QUÉ SE PIDE -
Retoma el texto sobre los árboles que sirven de referencia urbana en San Pedro de Montes de Oca y continúalo a partir de su última oración.

FRAGMENTO DE TEXTO -
::::

Luko Hilje Quirós.
El pasado enero apareció en el suplemento dominical Áncora (19-I-2020, p. 1-2), del diario La Nación, un extenso artículo intitulado Cinco residentes en la memoria de los ticos. Escrito por la periodista Doriam Díaz, alude a puntos urbanos cuyos nombres han pervivido solamente en el recuerdo de los ciudadanos, porque mutaron o desaparecieron desde hace muchos años pero, muy “a la tica”, los seguimos utilizando como referencias para dar direcciones. En efecto, ahí aparecen descritos e ilustrados con varias fotos la Botica Solera, el salón de baile La Galera, la pulpería La Luz, la casa de Matute Gómez y el higuerón de San Pedro de Montes de Oca. Nótese que este último, por ser un árbol, difiere por completo de los demás, que fueron o son inmuebles.
Ahora bien, que una especie arbórea se convierta en topónimo o en referente geográfico no es nada insólito en Costa Rica, ni tampoco en el cantón capitalino de San Pedro. De hecho, ahí mismo hasta hoy ha subsistido el nombre Los Yoses, alusivo al yos (Sapium glandulosum), para un barrio otrora aristocrático, de gran actividad comercial en la actualidad; por cierto, el yos, de la familia Euphorbiaceae, es pariente del caucho, la higuerilla y la yuca. Ignoro cuántos de esos árboles hubo inicialmente, pero lo cierto es que, como consecuencia del proceso de urbanización, desaparecieron todos.
Al respecto, no debe confundirse como si fuera un yos un inmenso higuerón —perteneciente a otra familia, Moraceae— que se erguía en el flanco sur de la ruta 2, frente al Apartotel Los Yoses, cerca de la actual Fuente de la Hispanidad. Tenía más de 30 metros de altura, su tronco era muy grueso y algo enmarañado, y sus ramas se extendían para formar una frondosa copa, debajo de la cual transitaban innumerables automóviles y autobuses, como los que, en nuestra época de estudiantes, nos transportaban todos los días desde el centro de la capital hasta la Universidad de Costa Rica. Según el amigo botánico Luis J. Poveda, en el punto ocupado por ese arbolón, en realidad había cinco especies entreveradas, pues el árbol principal, perteneciente a la especie Ficus yoponensis —una de nuestras pocas especies de vida libre—, había sido parasitado por sus congéneres Ficus trachelosyce, F. oerstediana, F. costaricana y F. jimenezii, todos parásitos.
Pero, bueno… ¿y qué decir del otro, del célebre higuerón de San Pedro? En realidad, también al costado sur de la misma ruta 2, pero unos 2 km al este, en el barrio La Granja hay una intersección rara, pues antes de desembocar en ella ahí confluyen las calles 69 y 71, formando una especie de punta o “cuña”. Como en nuestro país no solemos emplear la nomenclatura numérica oficial y ese punto es algo asimétrico, no es sencillo dar una dirección a partir de ahí. De modo que contar con un hito como un gran árbol es ideal, por práctico; y hasta con efecto doble, pues el higuerón de San Pedro incluso dio origen al nombre Servicentro El Higuerón a la estación de gasolina ahí existente.

::::

LÍNEAS REGISTRADAS -
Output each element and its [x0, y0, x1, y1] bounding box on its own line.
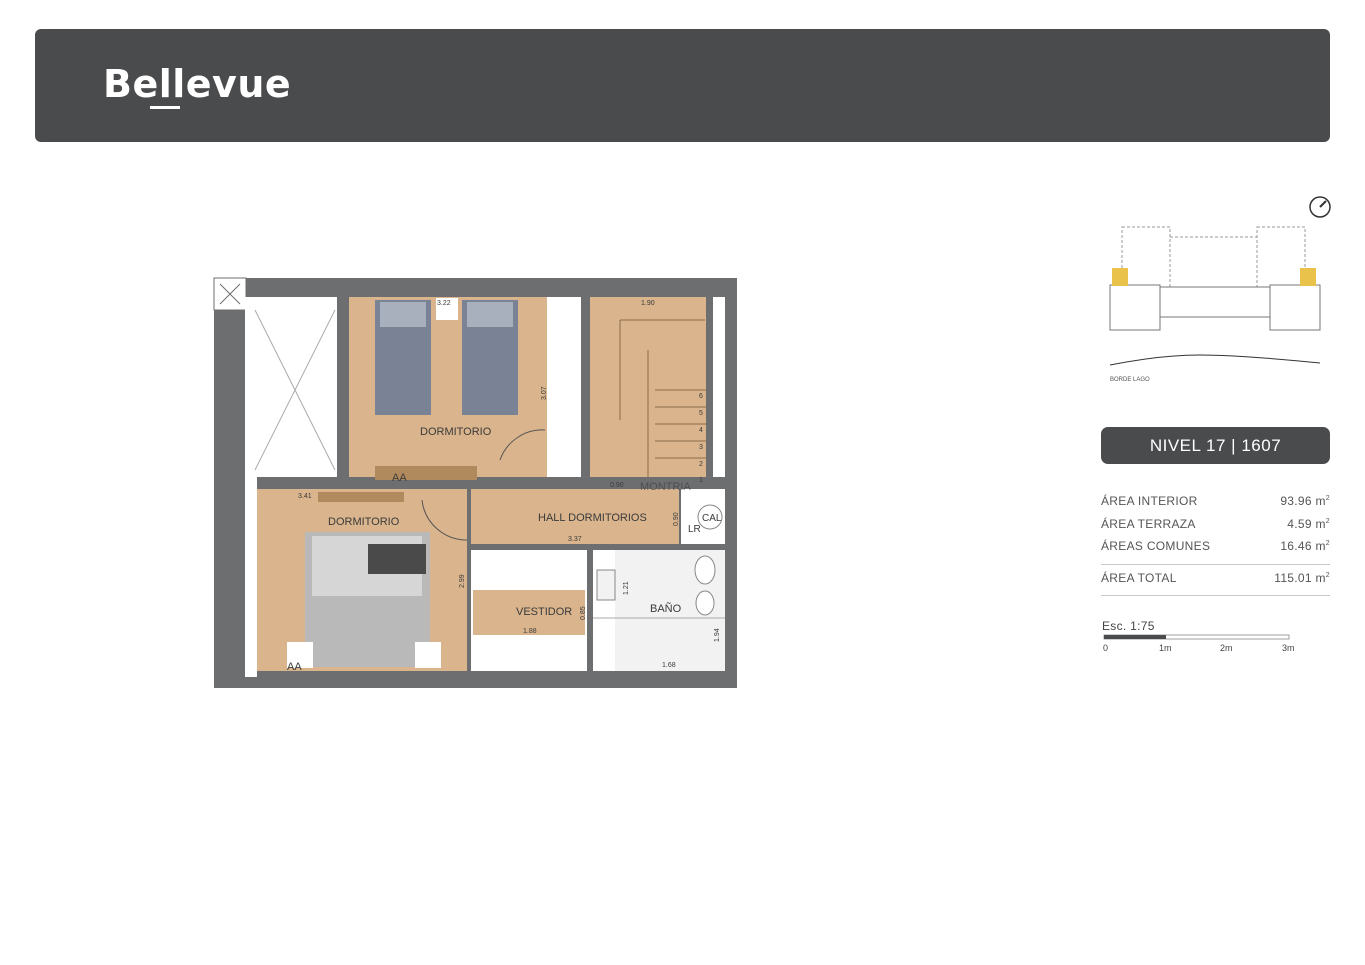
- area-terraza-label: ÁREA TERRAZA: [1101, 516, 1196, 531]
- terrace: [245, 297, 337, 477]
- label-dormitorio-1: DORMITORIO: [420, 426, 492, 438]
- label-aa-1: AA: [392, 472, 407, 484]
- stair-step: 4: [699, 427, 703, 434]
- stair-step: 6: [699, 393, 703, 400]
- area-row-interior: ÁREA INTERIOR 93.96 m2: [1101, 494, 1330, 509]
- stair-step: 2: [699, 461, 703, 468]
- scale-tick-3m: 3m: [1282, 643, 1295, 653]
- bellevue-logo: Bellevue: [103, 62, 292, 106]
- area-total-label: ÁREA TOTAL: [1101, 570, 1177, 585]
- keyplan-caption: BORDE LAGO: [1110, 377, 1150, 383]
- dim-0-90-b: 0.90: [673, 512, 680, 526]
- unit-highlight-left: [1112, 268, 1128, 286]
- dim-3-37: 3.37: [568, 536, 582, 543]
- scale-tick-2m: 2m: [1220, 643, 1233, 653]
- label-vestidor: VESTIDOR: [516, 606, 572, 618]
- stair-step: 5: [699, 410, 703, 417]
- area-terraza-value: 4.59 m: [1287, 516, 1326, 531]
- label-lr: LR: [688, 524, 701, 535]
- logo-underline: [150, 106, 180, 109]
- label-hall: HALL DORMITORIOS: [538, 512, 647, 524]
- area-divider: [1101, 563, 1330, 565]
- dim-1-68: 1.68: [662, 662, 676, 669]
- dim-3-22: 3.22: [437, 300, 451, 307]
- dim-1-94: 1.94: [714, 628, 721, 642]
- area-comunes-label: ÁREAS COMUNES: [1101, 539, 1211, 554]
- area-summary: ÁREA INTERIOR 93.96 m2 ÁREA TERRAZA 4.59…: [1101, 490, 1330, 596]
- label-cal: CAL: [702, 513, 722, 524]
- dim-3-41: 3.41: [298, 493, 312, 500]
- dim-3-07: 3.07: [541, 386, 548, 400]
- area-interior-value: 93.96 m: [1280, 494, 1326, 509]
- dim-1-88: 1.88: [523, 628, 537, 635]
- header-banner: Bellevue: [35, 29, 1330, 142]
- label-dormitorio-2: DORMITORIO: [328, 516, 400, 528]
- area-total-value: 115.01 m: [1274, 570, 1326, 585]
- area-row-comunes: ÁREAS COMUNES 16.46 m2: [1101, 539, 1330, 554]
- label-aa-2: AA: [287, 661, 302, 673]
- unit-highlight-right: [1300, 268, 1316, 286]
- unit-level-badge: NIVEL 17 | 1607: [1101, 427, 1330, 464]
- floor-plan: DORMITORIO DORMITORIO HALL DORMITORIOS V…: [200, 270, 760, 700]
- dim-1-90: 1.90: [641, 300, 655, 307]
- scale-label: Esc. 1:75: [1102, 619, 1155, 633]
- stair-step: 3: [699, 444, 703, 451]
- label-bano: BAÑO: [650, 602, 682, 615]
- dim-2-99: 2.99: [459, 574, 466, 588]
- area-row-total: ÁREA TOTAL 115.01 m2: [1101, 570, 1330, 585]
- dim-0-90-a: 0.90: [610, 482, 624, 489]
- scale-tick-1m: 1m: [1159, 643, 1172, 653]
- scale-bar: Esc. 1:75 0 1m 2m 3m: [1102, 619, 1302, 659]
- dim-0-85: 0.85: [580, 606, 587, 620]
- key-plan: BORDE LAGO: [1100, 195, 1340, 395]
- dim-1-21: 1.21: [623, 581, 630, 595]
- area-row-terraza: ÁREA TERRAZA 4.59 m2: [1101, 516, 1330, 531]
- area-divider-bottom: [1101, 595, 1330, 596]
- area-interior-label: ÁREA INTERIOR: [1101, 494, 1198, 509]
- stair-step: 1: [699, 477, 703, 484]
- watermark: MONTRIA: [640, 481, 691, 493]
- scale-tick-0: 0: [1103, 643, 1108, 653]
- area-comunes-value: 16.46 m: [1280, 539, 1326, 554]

::::

RESULTADO DEL EJERCICIO -
Sin embargo, eso ocurrió ahí de manera más bien fortuita, pues la historia de ese higuerón (Figura 1) pareciera ser más antigua e intrigante de lo que uno podría imaginar a primera vista. En efecto, según Andrés Fernández, arquitecto e historiador de nuestras urbes —y así se consigna en el artículo en Áncora—, el higuerón original databa del siglo XIX, y desde entonces era un referente geográfico, pues cuando se viajaba en caballo o en carreta —y después en diligencia— de San José hacia Cartago, había que desviarse un poco de la ruta y tomar hacia la derecha, para vadear el cercano río Ocloro en un punto de menor relieve y más plano. Asimismo, ya en la época en que circulaba el tranvía josefino, el ramal de San Pedro corría a su costado, para culminar en la pulpería y cantina La Fuente, frente al actual centro comercial Muñoz y Nanne, unos 100 m al este del higuerón. Esto reforzó la noción de dicho árbol como hito geográfico.
Sin embargo, en realidad eso no fue así. Y no porque dude de los datos del amigo Andrés —siempre meticuloso y riguroso— en cuanto al higuerón como hito, sino en términos cronológicos. Me explico. Según el botánico Poveda, ese higuerón pertenecía a la especie Ficus jimenezii, especie muy común en el Valle Central. Ahora bien, si el árbol estaba ahí, por ejemplo desde mediados del siglo XIX, y era tan visible, hubiera sido lógico que de él recolectaran muestras de follaje y frutos algunos naturalistas que transitaron por ese camino, rumbo a Cartago. Uno de ellos fue el danés Anders Oersted, entre 1846 y 1847, y el otro fue el alemán Karl Hoffmann, entre 1854 y 1857, quien pasó varias veces por ahí, y también recolectó mucho en Curridabat y alrededores. Más específicamente, puesto que hay evidencias claras —en publicaciones científicas— de que Oersted en Costa Rica recolectó varias especies del género Ficus, es lógico suponer que hubiera tomado muestras de ese árbol tan llamativo, y lo hubiera descrito como una nueva especie. Pero no fue así.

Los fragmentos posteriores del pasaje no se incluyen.